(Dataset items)
* * * * * * * * *

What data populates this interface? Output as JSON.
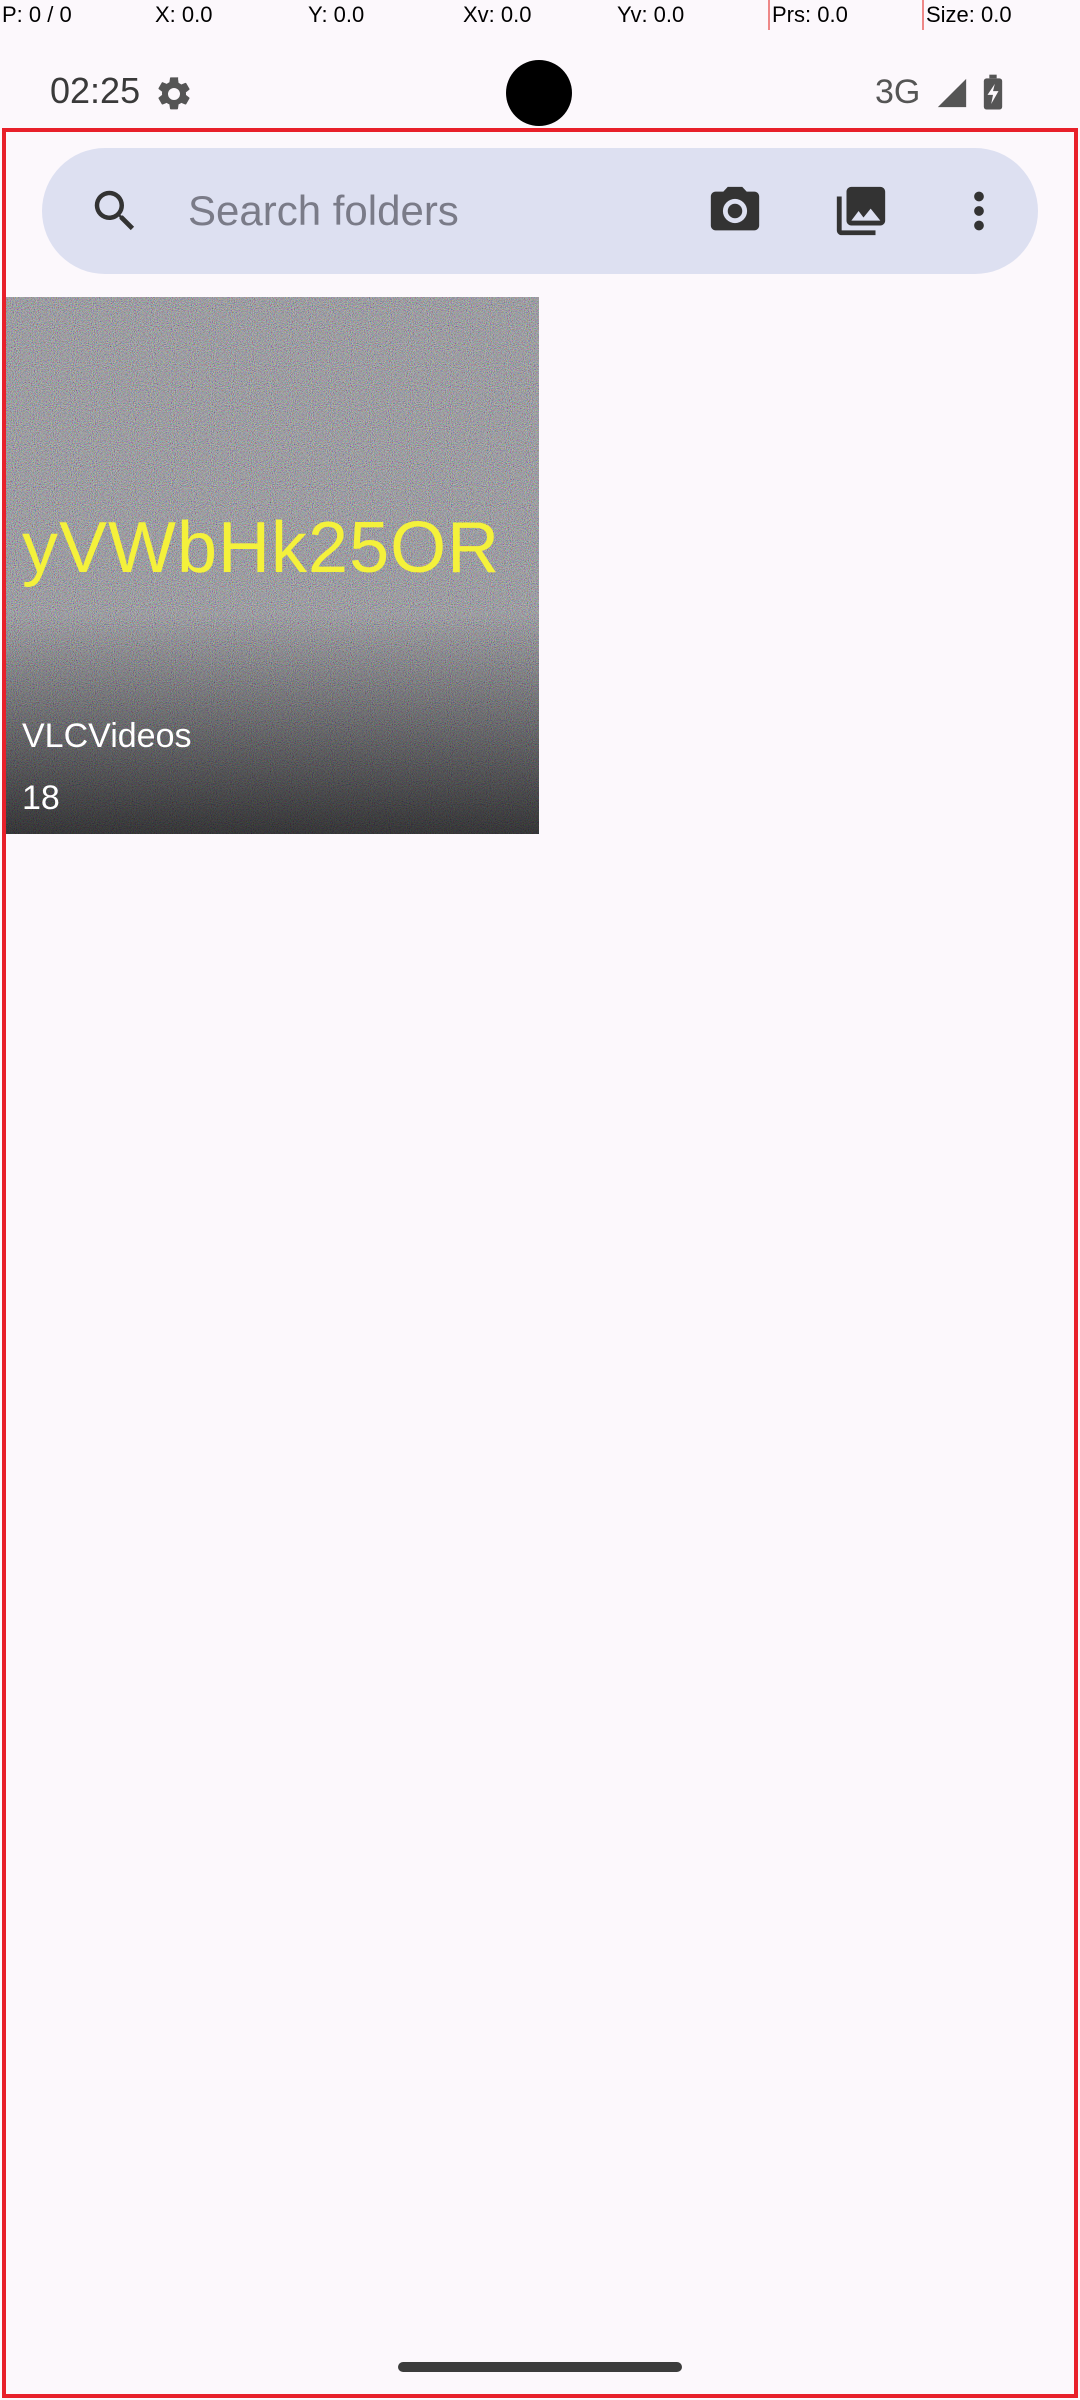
{
  "debug": {
    "pointer": "P: 0 / 0",
    "x": "X: 0.0",
    "y": "Y: 0.0",
    "xv": "Xv: 0.0",
    "yv": "Yv: 0.0",
    "prs": "Prs: 0.0",
    "size": "Size: 0.0"
  },
  "status": {
    "time": "02:25",
    "network": "3G",
    "icons": [
      "settings-gear-icon",
      "cell-signal-icon",
      "battery-charging-icon"
    ]
  },
  "search": {
    "placeholder": "Search folders",
    "value": "",
    "icons": [
      "search-icon",
      "camera-icon",
      "gallery-icon",
      "more-vert-icon"
    ]
  },
  "folders": [
    {
      "name": "VLCVideos",
      "count": "18",
      "thumbnail_text": "yVWbHk25OR"
    }
  ],
  "colors": {
    "background": "#fcf8fc",
    "search_bg": "#dde0f1",
    "frame_border": "#e8202a",
    "thumb_text": "#f4f13b"
  }
}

* * * * * * * * *

TASK DESCRIPTION: Reproduce the material above verbatim; omit every picture.

REPLY:
What data populates this interface? Output as JSON.
{
  "debug": {
    "pointer": "P: 0 / 0",
    "x": "X: 0.0",
    "y": "Y: 0.0",
    "xv": "Xv: 0.0",
    "yv": "Yv: 0.0",
    "prs": "Prs: 0.0",
    "size": "Size: 0.0"
  },
  "status": {
    "time": "02:25",
    "network": "3G",
    "icons": [
      "settings-gear-icon",
      "cell-signal-icon",
      "battery-charging-icon"
    ]
  },
  "search": {
    "placeholder": "Search folders",
    "value": "",
    "icons": [
      "search-icon",
      "camera-icon",
      "gallery-icon",
      "more-vert-icon"
    ]
  },
  "folders": [
    {
      "name": "VLCVideos",
      "count": "18",
      "thumbnail_text": "yVWbHk25OR"
    }
  ],
  "colors": {
    "background": "#fcf8fc",
    "search_bg": "#dde0f1",
    "frame_border": "#e8202a",
    "thumb_text": "#f4f13b"
  }
}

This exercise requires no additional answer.